» What to produce
Give the number of lines in this listing that contain the word "Wuhan", and nothing else.

» Supplied material
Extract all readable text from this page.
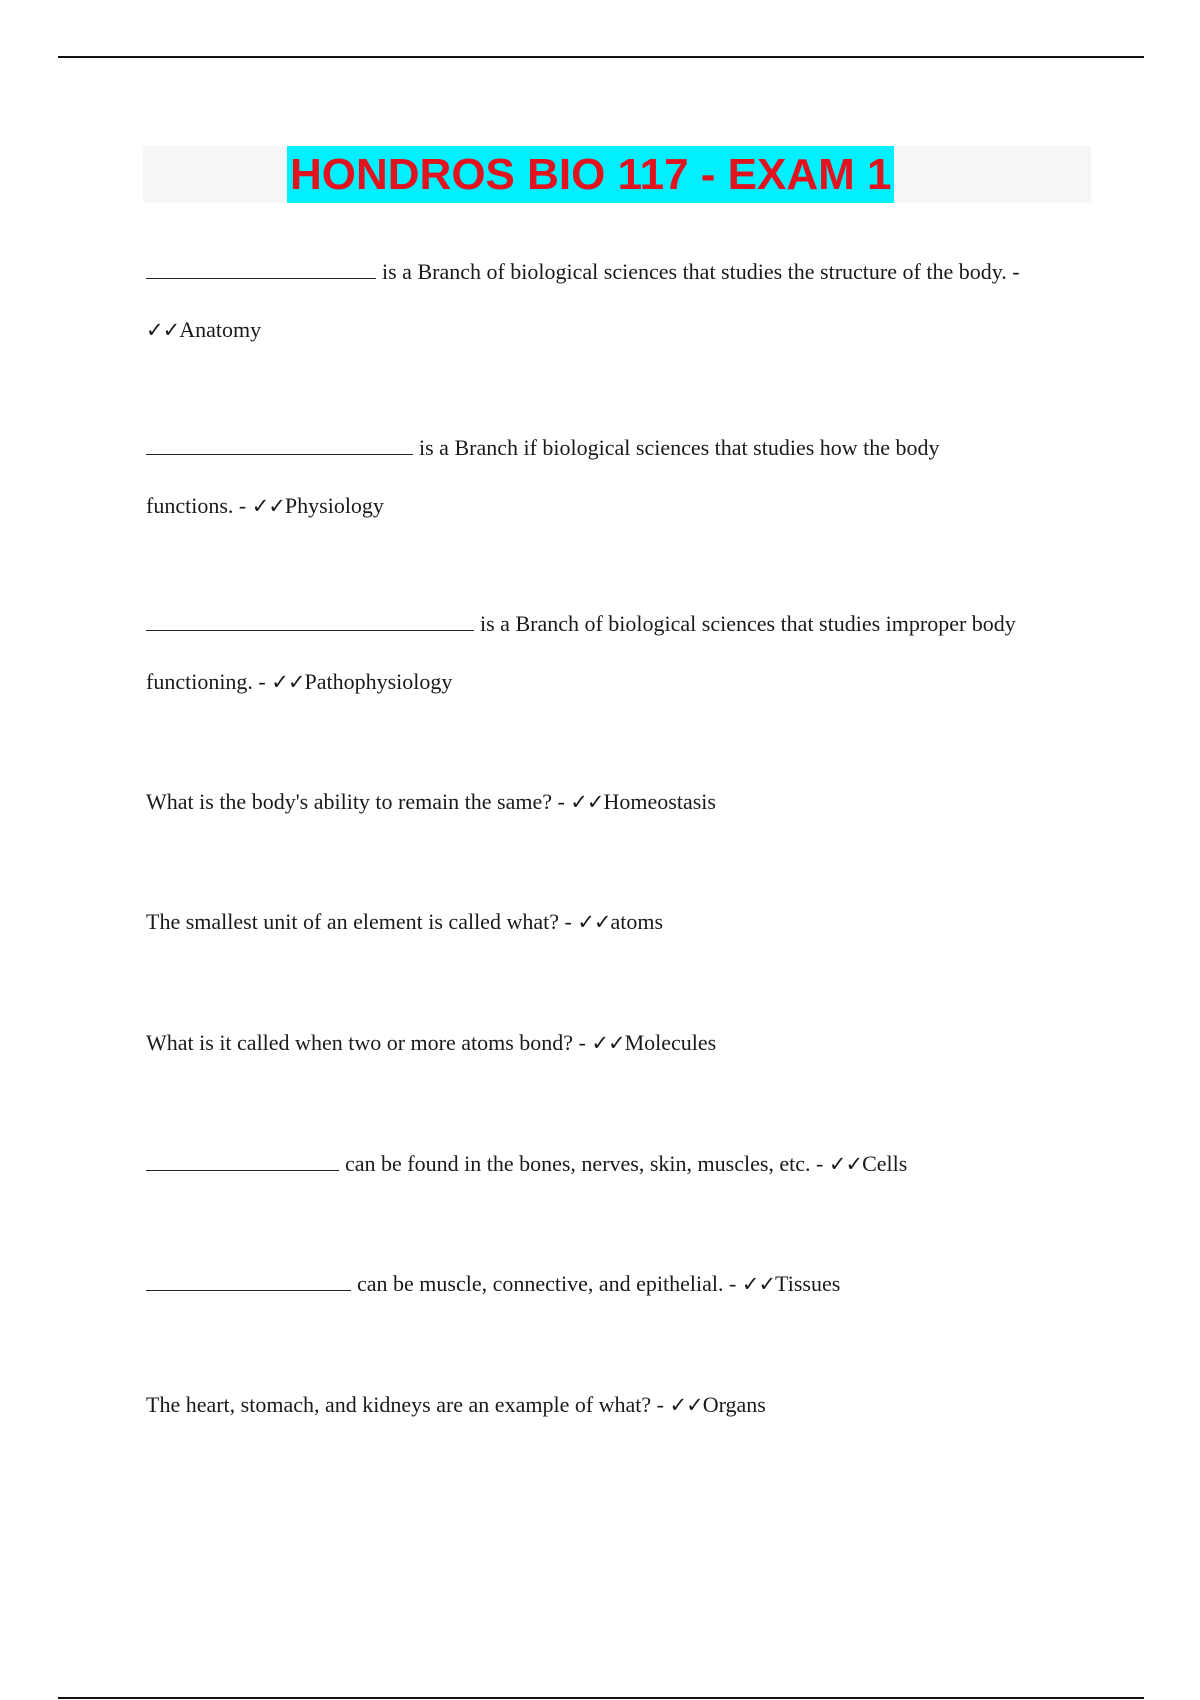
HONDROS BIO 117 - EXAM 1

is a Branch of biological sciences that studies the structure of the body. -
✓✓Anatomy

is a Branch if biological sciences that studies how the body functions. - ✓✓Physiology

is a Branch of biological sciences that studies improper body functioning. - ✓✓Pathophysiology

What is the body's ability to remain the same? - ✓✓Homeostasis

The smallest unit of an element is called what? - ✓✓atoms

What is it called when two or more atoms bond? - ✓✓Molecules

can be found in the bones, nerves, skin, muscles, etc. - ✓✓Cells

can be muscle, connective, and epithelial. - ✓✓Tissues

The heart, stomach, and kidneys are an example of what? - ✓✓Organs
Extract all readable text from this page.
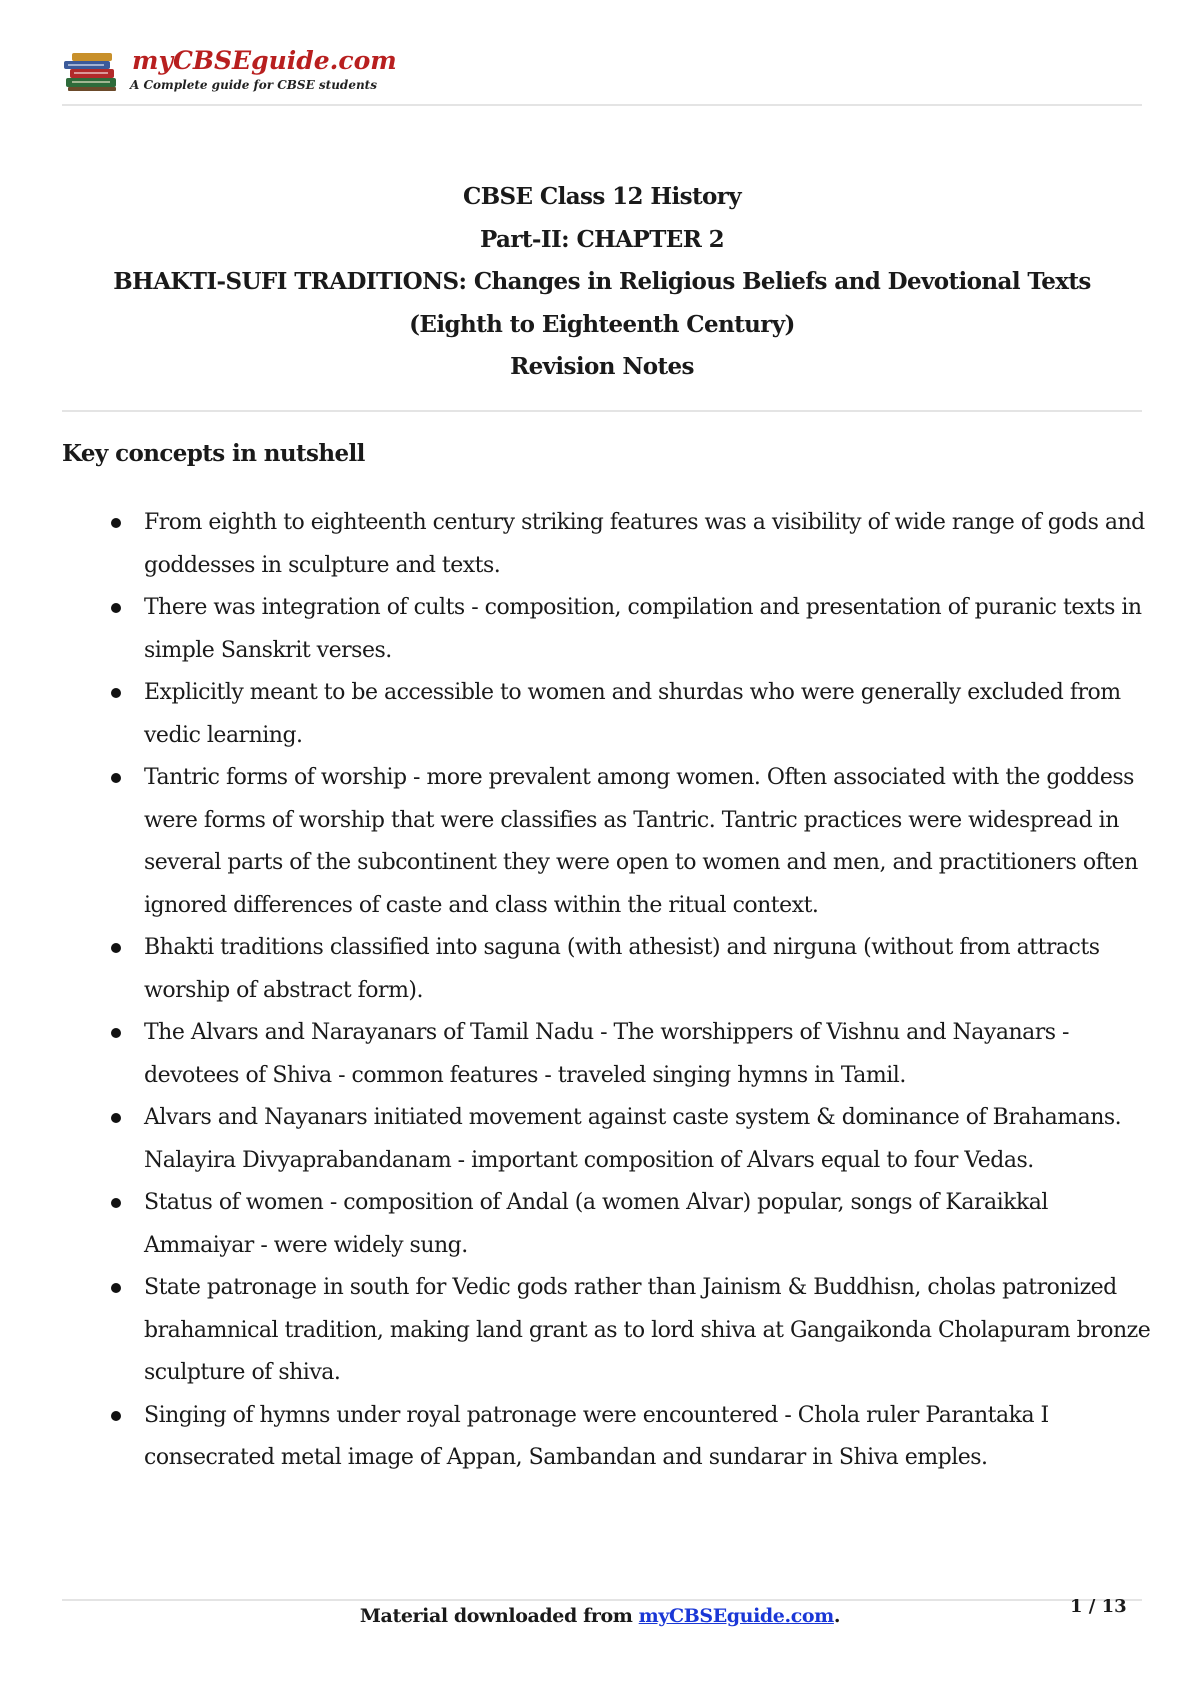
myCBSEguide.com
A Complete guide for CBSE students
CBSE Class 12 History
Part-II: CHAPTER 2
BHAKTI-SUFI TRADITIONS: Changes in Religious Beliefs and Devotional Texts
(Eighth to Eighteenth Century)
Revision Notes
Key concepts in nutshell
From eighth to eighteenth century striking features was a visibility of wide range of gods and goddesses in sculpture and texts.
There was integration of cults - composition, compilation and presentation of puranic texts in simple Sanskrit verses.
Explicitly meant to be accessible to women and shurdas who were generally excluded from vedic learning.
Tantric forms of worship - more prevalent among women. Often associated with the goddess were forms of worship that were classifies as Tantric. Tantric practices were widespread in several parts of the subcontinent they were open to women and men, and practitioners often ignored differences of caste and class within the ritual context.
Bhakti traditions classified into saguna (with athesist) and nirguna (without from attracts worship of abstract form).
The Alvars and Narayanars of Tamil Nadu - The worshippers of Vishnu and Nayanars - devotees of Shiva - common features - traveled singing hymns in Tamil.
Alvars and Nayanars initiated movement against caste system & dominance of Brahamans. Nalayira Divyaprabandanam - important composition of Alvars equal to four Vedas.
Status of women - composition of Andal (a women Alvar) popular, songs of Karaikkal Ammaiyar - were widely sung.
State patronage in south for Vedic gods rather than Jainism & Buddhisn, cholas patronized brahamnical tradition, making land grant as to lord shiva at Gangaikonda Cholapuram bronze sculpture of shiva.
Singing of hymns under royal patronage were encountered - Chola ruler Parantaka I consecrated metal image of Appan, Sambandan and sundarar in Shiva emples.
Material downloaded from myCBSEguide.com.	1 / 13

--

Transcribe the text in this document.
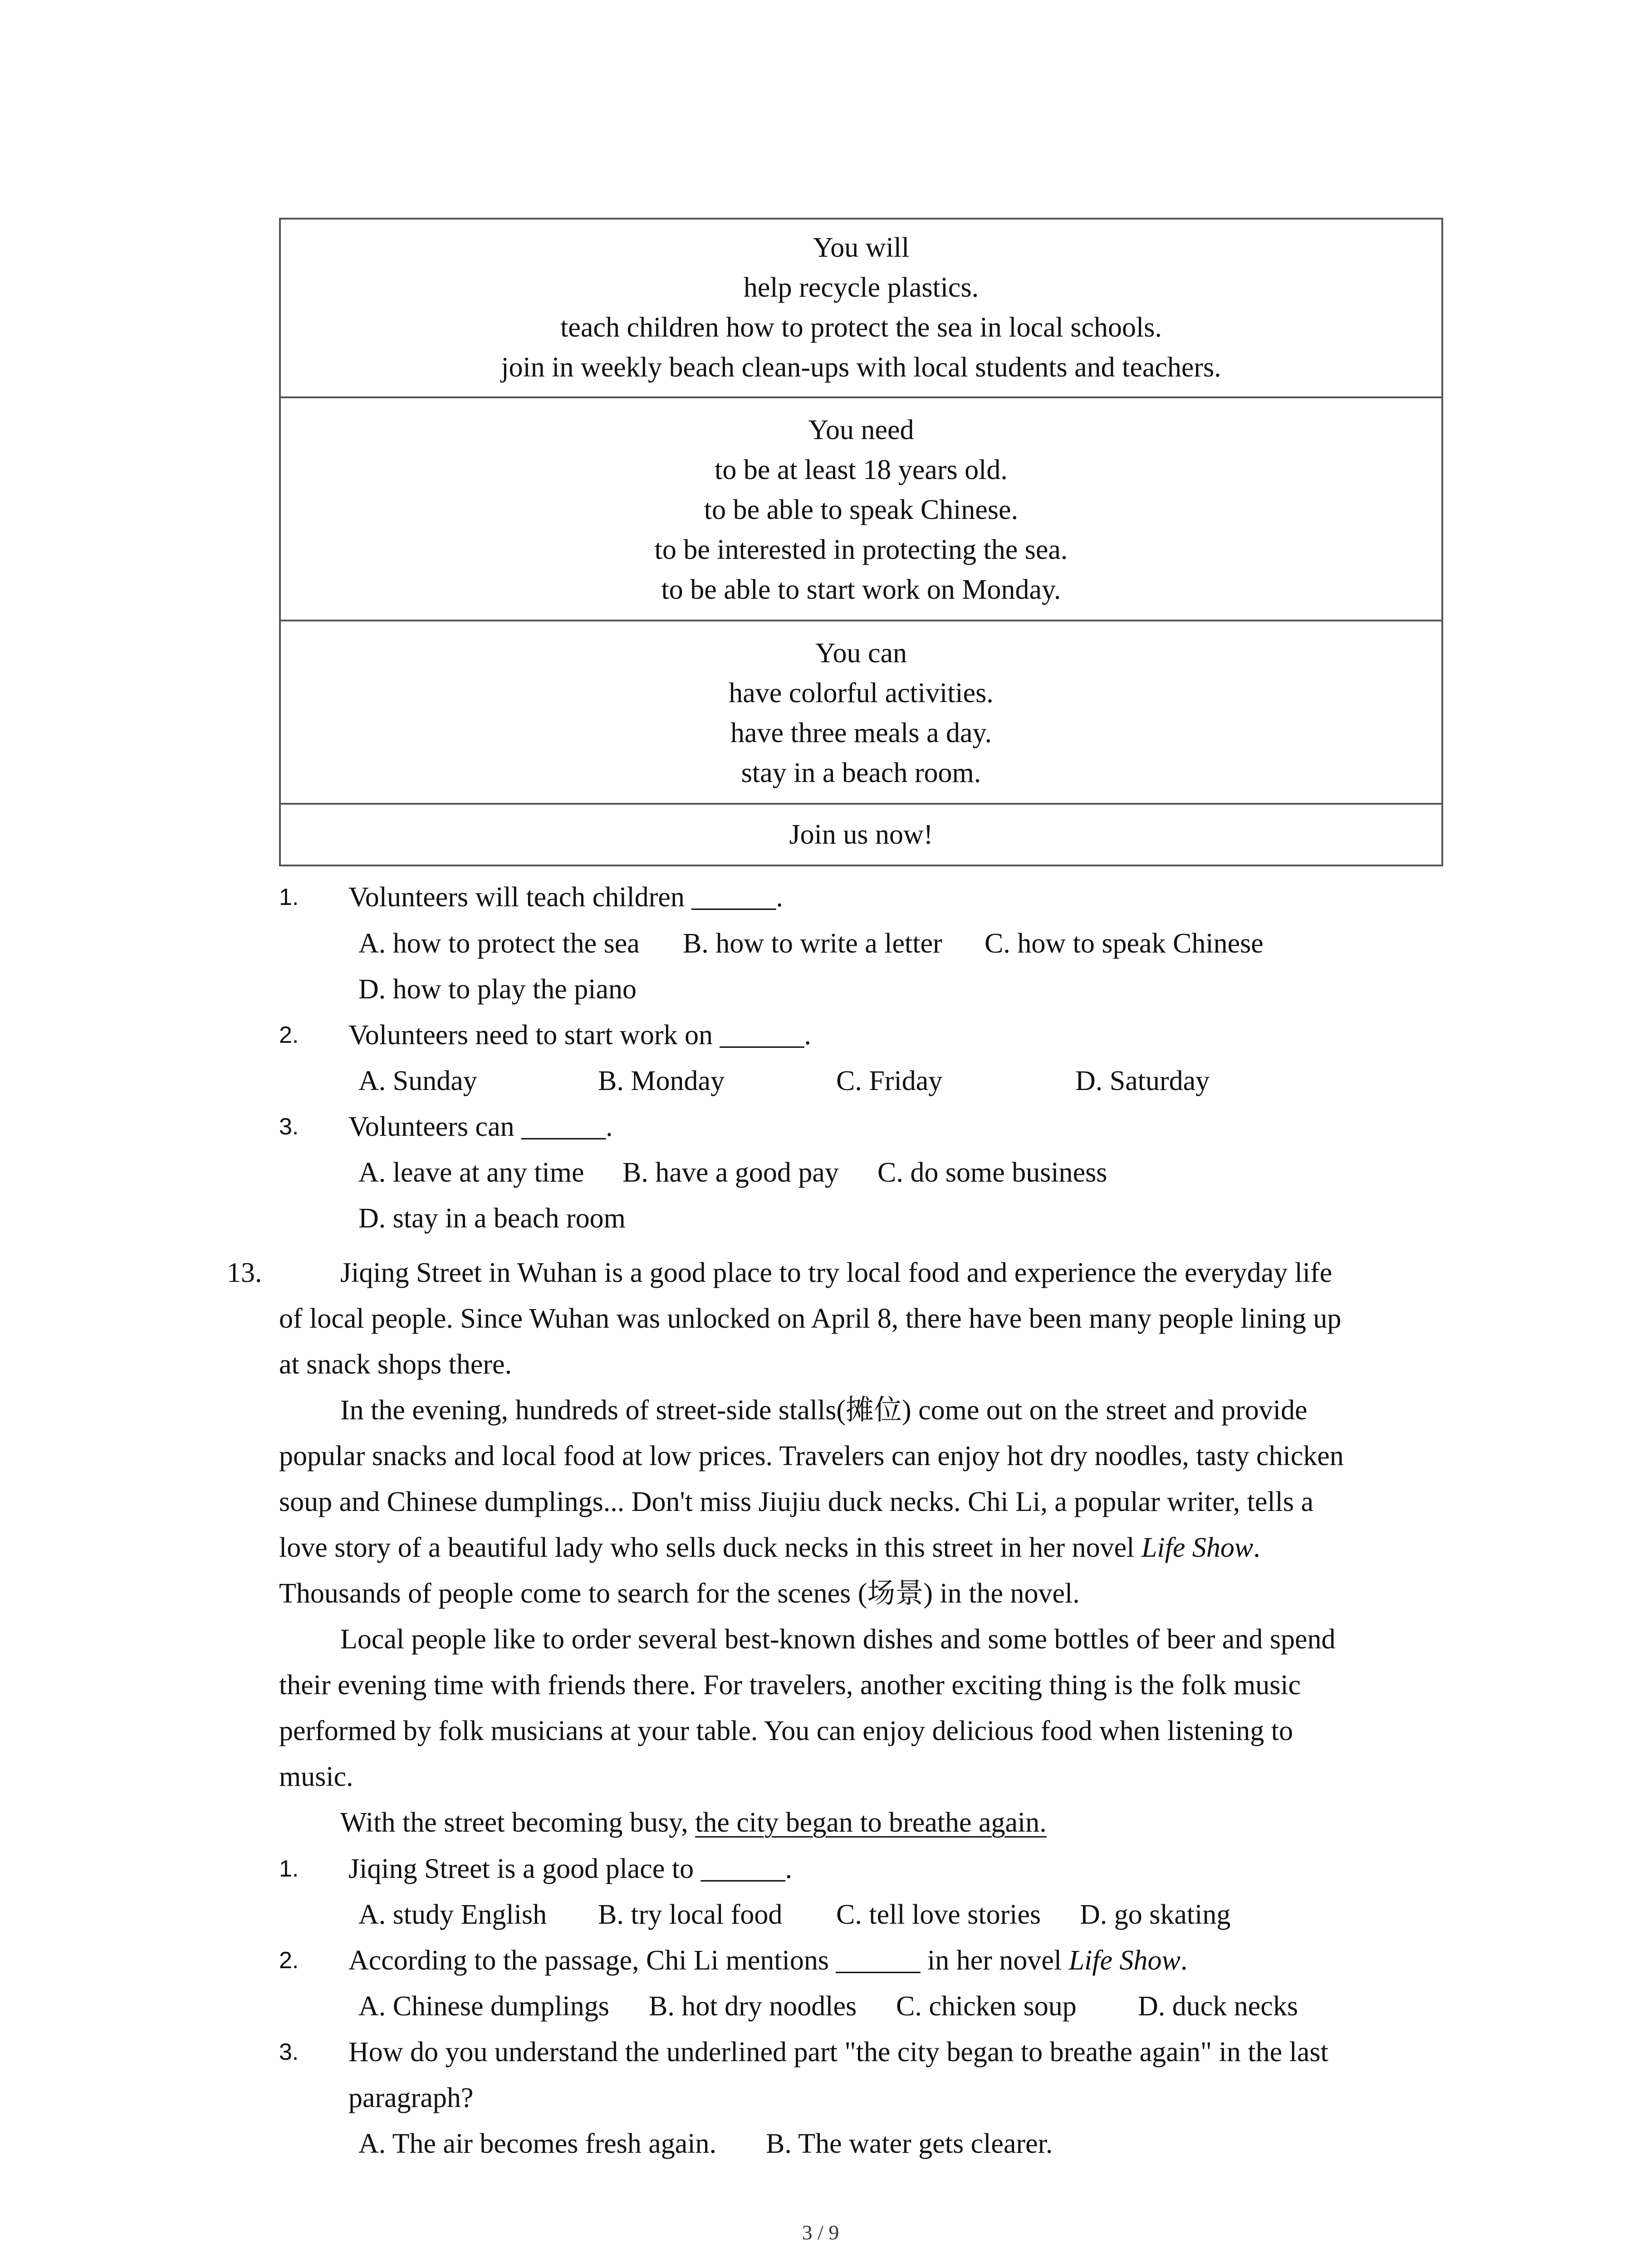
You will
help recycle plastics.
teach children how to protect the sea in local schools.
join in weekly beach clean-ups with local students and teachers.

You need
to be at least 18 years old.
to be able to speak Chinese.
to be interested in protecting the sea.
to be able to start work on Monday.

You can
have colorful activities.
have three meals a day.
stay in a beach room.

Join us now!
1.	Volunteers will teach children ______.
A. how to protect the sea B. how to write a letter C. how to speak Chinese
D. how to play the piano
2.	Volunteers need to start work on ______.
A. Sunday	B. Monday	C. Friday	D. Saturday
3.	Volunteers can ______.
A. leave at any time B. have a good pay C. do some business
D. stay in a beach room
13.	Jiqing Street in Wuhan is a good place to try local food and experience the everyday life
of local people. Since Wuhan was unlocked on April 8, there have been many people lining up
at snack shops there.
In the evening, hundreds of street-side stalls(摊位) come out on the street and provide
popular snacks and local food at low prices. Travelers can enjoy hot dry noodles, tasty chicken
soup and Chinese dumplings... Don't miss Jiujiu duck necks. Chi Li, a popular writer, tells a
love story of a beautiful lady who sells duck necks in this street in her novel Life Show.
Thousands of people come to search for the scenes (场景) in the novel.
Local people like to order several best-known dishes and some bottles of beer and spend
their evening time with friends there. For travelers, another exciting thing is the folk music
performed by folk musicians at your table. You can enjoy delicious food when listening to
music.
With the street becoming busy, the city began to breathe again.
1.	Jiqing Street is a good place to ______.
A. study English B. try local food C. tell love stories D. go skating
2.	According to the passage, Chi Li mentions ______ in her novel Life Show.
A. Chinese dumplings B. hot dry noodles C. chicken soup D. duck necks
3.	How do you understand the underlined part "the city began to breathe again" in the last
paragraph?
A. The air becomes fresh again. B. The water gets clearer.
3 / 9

» Result
2